> [WHAT IS ASKED] List every line of the material below that contains the string "scrollbar". Case counts.

## Start

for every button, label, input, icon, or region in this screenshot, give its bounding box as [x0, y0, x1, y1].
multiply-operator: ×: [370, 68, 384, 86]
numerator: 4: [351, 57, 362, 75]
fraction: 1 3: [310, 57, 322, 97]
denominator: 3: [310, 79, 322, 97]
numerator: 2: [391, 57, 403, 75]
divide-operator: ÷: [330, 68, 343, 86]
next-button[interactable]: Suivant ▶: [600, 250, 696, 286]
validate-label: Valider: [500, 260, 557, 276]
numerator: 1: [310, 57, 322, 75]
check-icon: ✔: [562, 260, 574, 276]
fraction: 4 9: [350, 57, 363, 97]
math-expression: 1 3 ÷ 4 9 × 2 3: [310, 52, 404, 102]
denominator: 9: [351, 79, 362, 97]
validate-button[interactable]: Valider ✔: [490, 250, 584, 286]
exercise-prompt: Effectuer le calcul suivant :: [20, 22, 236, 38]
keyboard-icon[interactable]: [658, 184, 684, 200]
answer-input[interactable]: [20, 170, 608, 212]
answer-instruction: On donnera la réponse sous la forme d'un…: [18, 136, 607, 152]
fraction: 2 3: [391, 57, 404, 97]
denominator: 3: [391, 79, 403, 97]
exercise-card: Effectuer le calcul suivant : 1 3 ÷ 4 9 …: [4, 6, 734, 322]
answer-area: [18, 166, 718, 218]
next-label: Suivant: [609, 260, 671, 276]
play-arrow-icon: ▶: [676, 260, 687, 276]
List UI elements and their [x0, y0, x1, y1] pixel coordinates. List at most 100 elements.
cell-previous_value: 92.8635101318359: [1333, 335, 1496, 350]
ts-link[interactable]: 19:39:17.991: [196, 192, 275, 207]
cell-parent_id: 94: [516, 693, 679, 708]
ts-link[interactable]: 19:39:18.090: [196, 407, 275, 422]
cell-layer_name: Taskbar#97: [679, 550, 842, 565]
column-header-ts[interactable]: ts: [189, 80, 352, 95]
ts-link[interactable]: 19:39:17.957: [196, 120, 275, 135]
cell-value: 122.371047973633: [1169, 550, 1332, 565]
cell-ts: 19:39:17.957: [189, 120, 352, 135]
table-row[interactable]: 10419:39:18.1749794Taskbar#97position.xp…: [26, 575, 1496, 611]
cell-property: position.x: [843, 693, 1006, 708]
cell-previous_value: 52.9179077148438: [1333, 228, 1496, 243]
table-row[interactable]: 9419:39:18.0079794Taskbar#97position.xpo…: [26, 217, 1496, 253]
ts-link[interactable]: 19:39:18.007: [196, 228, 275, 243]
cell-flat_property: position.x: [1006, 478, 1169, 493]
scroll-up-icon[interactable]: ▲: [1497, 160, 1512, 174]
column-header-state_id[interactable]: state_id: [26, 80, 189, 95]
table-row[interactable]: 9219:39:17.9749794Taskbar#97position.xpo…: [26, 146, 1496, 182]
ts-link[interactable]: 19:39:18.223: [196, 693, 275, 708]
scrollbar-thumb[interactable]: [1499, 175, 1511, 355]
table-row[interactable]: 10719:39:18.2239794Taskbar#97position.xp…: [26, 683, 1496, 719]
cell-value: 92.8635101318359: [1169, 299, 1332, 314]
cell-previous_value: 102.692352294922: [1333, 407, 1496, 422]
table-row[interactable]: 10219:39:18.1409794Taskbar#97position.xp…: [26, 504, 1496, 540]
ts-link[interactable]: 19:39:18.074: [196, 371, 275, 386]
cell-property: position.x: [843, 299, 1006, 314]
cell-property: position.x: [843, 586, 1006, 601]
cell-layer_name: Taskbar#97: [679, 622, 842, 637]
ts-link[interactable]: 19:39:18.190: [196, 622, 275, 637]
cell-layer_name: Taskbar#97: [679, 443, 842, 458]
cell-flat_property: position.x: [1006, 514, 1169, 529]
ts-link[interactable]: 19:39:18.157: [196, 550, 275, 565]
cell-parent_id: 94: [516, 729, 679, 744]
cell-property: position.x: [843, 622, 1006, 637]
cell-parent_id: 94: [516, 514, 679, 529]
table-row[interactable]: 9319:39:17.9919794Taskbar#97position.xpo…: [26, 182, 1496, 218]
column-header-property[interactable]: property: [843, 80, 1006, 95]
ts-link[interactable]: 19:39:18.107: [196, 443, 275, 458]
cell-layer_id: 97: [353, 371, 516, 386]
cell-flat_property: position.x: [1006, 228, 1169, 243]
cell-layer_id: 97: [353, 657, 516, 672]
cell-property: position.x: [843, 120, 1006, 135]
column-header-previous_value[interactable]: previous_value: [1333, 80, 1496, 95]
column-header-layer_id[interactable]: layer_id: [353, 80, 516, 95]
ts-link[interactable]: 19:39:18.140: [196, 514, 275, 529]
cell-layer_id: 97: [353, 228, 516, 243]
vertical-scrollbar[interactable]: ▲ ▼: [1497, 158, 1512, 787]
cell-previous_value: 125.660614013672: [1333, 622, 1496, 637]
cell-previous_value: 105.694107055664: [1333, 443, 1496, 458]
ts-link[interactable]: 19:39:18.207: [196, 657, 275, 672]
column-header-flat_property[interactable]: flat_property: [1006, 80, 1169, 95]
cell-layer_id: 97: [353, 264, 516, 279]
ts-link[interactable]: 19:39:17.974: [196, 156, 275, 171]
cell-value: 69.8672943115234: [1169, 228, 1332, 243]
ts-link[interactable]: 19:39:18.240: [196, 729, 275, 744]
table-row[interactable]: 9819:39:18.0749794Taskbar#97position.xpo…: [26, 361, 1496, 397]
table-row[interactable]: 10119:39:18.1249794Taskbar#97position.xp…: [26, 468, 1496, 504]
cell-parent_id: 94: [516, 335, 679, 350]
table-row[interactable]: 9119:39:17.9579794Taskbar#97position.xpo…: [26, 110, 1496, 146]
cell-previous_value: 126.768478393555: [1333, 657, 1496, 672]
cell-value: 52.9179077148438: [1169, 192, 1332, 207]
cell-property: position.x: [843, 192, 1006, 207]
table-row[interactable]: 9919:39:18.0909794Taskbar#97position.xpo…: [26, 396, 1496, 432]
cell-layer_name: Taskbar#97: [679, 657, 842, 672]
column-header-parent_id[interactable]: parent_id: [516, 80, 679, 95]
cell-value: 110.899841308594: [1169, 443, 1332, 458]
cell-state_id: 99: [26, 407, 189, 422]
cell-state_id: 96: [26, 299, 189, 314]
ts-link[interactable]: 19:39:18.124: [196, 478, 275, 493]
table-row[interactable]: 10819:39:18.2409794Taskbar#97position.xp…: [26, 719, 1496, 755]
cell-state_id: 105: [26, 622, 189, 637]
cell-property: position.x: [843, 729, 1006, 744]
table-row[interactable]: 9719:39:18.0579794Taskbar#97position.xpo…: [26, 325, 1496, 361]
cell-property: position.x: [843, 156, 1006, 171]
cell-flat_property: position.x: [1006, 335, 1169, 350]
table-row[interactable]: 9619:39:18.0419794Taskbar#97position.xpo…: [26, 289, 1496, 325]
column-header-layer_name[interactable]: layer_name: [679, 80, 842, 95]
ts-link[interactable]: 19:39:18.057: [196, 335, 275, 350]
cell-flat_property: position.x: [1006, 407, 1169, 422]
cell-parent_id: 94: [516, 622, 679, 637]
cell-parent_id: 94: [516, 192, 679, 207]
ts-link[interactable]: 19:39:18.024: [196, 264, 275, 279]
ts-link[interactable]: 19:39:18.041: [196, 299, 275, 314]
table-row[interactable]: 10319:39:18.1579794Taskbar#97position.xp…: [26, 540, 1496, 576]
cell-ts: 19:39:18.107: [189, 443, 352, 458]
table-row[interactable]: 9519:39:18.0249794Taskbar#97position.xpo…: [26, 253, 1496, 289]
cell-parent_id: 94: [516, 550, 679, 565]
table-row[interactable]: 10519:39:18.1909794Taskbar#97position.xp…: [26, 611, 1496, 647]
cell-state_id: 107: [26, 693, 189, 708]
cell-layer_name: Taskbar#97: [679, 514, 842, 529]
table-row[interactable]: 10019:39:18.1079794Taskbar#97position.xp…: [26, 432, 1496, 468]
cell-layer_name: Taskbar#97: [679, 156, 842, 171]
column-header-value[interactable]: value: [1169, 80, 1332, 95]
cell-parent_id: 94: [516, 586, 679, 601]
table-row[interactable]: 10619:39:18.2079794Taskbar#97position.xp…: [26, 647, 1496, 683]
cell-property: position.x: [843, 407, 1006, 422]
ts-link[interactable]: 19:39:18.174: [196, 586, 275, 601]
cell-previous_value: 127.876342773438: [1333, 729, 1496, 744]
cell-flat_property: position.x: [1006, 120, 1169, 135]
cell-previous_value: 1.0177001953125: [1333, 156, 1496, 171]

## End

> [COMPLETE ANSWER]
scrollbar-thumb[interactable]: [1499, 175, 1511, 355]
vertical-scrollbar[interactable]: ▲ ▼: [1497, 158, 1512, 787]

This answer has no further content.